BEGIN Given records
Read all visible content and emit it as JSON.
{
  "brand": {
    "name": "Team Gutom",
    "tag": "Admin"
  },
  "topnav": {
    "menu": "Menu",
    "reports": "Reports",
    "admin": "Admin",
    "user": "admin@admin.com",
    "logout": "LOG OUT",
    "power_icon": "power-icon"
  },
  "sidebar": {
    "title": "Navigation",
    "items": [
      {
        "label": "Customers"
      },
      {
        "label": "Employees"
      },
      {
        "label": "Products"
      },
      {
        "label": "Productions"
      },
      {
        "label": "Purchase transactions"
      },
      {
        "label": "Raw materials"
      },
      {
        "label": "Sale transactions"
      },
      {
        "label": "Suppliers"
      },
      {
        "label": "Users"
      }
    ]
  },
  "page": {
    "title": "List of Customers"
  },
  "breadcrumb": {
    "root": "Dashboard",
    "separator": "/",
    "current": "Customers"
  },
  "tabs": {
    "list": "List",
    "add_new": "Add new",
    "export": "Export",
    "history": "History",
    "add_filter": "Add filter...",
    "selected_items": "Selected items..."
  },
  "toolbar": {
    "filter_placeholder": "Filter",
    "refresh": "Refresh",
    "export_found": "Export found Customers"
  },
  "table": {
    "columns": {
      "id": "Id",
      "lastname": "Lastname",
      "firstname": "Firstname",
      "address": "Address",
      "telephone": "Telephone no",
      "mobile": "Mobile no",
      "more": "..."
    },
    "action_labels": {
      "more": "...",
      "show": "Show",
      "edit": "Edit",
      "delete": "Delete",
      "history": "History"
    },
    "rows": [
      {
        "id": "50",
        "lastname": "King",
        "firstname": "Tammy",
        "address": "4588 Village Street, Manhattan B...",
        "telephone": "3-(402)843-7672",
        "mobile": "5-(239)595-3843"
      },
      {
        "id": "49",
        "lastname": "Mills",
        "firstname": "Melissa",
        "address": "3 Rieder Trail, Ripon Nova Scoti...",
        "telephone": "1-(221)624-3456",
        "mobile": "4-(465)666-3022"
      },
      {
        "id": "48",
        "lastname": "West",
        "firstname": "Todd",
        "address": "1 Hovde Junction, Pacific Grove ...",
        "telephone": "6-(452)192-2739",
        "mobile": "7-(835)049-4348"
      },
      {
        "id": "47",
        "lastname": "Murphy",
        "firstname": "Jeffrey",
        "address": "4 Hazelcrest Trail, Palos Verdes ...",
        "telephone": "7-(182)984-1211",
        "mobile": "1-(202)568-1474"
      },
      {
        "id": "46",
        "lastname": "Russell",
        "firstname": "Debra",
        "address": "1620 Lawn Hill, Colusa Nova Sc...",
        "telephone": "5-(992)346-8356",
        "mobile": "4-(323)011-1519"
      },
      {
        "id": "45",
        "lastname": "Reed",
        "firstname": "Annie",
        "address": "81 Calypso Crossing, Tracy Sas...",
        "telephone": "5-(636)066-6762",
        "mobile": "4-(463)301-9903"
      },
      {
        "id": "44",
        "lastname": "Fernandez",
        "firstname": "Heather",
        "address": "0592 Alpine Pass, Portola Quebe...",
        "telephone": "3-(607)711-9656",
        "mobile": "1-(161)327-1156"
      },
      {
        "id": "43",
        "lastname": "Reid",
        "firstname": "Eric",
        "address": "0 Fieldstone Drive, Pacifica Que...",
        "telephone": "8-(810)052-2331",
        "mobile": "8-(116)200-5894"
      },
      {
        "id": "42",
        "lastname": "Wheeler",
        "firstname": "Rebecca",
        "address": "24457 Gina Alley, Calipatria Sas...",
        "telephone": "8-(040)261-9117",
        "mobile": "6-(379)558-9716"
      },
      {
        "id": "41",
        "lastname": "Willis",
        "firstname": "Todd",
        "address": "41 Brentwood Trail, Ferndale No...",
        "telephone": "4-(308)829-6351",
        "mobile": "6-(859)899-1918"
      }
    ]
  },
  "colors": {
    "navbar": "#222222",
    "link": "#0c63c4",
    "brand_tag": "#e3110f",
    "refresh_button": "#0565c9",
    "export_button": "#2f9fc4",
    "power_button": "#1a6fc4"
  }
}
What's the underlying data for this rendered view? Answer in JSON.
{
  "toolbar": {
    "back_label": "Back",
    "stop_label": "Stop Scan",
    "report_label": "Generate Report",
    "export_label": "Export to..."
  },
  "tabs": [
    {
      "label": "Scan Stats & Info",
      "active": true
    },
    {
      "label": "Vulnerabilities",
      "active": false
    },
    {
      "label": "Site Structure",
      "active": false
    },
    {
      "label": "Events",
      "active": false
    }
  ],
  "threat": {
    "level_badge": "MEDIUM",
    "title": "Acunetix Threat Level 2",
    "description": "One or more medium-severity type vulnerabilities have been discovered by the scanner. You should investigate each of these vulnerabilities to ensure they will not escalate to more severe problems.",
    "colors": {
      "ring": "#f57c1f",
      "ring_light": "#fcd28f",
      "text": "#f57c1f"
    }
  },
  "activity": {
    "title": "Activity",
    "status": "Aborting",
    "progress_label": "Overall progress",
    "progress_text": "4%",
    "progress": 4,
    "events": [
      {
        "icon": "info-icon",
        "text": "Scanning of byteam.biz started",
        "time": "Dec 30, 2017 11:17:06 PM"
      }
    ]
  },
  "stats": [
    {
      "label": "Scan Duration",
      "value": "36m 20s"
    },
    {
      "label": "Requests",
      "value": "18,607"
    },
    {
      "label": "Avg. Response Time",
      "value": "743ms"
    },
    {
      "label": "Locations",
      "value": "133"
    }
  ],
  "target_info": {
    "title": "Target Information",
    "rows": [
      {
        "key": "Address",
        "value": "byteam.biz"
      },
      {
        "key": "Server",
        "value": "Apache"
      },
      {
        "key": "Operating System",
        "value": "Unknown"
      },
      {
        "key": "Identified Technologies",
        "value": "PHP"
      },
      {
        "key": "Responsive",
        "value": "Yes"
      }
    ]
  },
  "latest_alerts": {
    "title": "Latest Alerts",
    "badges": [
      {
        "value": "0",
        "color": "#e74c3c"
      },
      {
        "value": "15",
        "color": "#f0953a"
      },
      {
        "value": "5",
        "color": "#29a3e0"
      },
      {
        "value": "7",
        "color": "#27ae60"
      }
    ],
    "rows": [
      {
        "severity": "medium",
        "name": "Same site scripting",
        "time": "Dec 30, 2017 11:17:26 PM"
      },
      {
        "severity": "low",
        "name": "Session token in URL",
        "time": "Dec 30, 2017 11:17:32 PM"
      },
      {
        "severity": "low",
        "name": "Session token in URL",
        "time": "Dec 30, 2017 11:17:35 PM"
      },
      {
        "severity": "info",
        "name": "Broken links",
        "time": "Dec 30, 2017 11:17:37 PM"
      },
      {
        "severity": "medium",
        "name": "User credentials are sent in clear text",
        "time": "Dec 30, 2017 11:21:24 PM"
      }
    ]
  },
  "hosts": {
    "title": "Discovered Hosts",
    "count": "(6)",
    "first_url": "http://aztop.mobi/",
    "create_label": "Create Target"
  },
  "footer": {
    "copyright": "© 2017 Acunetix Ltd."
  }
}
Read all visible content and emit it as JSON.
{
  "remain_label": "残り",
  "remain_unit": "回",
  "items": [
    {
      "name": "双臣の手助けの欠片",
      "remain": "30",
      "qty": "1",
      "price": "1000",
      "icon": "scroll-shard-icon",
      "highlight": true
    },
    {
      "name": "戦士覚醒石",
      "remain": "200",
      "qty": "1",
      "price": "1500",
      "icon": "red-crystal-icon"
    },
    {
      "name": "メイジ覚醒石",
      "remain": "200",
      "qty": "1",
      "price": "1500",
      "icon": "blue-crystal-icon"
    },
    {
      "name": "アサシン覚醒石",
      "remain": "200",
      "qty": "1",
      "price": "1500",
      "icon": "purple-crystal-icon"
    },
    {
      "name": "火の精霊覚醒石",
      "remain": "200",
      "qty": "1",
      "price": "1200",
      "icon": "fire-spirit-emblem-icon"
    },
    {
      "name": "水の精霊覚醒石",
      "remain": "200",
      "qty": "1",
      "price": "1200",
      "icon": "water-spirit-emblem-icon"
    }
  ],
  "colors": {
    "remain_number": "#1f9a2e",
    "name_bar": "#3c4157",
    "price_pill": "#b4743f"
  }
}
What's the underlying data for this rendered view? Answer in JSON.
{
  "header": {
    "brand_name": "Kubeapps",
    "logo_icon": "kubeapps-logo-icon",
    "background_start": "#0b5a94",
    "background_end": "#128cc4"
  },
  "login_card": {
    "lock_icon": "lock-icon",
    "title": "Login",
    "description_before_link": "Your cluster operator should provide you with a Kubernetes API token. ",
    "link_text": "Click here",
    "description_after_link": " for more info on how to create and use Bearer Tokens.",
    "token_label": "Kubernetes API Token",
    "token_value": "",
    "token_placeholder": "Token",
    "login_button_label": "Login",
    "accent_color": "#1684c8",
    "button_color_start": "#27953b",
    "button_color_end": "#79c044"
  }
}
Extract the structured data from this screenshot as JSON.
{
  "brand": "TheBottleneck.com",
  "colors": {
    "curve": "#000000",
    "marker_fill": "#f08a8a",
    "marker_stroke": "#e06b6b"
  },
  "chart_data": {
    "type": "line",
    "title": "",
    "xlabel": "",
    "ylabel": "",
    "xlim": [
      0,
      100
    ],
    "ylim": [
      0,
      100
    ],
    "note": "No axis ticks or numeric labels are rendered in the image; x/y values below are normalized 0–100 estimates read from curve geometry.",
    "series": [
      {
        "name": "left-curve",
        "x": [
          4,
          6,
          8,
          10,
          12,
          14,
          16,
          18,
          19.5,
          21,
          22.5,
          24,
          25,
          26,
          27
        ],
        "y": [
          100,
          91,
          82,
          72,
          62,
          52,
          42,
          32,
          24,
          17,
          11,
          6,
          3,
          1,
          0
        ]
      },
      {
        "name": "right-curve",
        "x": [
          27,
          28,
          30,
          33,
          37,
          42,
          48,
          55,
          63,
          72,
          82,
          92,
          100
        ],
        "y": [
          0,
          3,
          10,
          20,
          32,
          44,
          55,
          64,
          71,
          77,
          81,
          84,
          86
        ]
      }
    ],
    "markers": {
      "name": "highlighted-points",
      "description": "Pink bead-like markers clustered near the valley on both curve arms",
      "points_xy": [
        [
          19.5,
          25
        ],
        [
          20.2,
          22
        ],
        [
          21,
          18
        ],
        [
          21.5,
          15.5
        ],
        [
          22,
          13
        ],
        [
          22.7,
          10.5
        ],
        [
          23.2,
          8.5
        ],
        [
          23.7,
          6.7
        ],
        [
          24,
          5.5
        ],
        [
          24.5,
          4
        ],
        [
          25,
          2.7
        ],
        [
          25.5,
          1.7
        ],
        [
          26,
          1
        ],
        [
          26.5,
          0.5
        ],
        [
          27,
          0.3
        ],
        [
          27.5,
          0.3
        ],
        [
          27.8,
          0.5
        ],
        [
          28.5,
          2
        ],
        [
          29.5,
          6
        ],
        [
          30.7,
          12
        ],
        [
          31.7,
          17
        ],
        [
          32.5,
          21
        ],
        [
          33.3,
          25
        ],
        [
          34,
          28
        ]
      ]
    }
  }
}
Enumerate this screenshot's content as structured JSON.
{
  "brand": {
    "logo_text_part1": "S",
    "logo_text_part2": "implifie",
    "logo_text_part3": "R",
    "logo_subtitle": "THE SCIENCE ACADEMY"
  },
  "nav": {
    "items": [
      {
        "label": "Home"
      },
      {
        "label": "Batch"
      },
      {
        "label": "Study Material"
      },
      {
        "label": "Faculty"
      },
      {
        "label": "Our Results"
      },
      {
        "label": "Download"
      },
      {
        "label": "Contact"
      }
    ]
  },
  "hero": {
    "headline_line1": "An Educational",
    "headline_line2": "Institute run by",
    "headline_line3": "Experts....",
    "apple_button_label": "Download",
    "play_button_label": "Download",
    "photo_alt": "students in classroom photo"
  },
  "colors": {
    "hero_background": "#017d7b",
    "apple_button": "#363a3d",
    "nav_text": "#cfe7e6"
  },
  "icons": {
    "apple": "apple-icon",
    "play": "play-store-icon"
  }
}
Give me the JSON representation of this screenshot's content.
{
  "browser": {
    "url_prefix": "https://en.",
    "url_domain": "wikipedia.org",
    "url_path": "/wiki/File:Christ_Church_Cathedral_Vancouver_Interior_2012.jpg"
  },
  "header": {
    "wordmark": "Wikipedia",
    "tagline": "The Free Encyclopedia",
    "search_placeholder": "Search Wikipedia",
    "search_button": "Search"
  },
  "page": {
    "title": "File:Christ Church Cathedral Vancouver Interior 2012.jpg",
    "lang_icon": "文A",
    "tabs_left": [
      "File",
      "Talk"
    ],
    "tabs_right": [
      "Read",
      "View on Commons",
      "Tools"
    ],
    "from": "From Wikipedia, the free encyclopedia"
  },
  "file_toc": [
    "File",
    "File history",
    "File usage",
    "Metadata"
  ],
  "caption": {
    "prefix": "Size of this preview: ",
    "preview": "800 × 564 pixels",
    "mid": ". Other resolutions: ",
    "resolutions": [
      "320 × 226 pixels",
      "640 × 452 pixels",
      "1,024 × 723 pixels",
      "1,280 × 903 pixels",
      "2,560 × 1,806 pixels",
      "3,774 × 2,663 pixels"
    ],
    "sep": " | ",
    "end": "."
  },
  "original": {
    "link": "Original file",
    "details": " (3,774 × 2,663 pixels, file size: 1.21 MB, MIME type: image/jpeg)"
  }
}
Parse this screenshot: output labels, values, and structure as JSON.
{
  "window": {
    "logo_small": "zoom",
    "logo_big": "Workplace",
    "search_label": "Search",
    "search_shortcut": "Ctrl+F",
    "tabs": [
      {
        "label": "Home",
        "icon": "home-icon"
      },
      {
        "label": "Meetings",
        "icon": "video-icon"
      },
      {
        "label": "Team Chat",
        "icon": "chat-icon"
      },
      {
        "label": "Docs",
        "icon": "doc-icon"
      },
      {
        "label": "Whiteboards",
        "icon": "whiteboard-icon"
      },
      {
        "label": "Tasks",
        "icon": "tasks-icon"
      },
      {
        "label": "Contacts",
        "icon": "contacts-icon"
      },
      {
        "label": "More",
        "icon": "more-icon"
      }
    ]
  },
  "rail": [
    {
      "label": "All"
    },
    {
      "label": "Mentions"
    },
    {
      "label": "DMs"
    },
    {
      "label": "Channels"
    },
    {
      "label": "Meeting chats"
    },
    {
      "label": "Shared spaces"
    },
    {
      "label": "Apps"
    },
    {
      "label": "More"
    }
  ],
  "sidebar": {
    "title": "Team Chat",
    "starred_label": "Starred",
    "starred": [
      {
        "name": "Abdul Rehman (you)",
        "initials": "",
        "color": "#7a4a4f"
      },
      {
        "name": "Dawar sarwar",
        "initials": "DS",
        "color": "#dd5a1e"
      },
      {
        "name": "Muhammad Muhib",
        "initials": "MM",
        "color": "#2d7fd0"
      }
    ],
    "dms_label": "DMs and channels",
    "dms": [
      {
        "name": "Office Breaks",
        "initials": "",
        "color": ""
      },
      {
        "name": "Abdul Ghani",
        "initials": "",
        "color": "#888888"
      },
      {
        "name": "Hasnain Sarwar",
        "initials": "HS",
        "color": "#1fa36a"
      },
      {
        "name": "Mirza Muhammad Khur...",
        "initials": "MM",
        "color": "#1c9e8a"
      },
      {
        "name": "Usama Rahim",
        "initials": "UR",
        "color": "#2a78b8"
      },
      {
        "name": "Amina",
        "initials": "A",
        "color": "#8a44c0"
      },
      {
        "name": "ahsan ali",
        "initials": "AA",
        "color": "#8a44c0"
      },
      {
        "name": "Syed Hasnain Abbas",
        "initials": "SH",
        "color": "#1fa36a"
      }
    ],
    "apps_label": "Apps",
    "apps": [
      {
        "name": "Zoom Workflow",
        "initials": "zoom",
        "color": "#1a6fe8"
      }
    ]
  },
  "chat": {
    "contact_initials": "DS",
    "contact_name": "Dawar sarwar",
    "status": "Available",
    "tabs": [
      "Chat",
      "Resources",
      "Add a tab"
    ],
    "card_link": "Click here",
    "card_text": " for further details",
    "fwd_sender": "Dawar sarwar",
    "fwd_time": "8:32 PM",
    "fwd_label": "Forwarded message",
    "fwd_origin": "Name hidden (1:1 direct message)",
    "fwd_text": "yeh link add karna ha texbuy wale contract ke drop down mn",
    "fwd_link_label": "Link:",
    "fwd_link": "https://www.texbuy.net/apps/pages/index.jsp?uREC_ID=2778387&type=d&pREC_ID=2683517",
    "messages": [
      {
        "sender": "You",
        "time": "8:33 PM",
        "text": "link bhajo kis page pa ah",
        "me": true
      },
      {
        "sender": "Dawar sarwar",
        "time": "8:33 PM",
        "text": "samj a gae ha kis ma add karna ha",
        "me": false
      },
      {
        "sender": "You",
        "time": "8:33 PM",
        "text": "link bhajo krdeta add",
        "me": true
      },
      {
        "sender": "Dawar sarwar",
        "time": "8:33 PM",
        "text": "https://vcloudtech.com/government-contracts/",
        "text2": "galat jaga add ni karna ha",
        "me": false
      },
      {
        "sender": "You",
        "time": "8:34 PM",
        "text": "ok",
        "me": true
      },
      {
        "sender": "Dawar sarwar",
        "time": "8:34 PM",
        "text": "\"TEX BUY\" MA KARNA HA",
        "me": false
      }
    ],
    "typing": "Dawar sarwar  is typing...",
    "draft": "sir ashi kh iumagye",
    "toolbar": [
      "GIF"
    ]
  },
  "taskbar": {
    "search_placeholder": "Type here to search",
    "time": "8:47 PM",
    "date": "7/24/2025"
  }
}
END Given records
Goal of the exercise: Isolate the lines above that contain the word "should" and copy them.

Result of this task:
    "description": "One or more medium-severity type vulnerabilities have been discovered by the scanner. You should investigate each of these vulnerabilities to ensure they will not escalate to more severe problems.",
    "description_before_link": "Your cluster operator should provide you with a Kubernetes API token. ",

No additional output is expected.